--- Recorded data ---

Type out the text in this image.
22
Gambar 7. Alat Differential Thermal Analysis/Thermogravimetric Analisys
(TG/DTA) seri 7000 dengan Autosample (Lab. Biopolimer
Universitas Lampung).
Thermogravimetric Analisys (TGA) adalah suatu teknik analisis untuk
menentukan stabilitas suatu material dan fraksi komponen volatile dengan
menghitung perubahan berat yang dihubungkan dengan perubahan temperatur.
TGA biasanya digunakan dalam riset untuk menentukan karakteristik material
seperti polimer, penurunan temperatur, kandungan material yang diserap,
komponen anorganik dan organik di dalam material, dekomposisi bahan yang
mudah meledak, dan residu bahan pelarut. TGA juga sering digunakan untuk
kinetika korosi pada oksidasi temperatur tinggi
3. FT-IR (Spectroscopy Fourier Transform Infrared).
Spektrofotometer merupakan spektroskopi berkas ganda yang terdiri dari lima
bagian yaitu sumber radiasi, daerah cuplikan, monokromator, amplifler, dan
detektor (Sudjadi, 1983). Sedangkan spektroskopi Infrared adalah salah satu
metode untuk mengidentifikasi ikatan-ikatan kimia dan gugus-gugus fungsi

---

[What is expected]
Pull out each record as written and restate it exactly.

[The result]
Type out the text in this image.
22
Gambar 7. Alat Differential Thermal Analysis/Thermogravimetric Analisys
(TG/DTA) seri 7000 dengan Autosample (Lab. Biopolimer
Universitas Lampung).
Thermogravimetric Analisys (TGA) adalah suatu teknik analisis untuk
menentukan stabilitas suatu material dan fraksi komponen volatile dengan
menghitung perubahan berat yang dihubungkan dengan perubahan temperatur.
TGA biasanya digunakan dalam riset untuk menentukan karakteristik material
seperti polimer, penurunan temperatur, kandungan material yang diserap,
komponen anorganik dan organik di dalam material, dekomposisi bahan yang
mudah meledak, dan residu bahan pelarut. TGA juga sering digunakan untuk
kinetika korosi pada oksidasi temperatur tinggi
3. FT-IR (Spectroscopy Fourier Transform Infrared).
Spektrofotometer merupakan spektroskopi berkas ganda yang terdiri dari lima
bagian yaitu sumber radiasi, daerah cuplikan, monokromator, amplifler, dan
detektor (Sudjadi, 1983). Sedangkan spektroskopi Infrared adalah salah satu
metode untuk mengidentifikasi ikatan-ikatan kimia dan gugus-gugus fungsi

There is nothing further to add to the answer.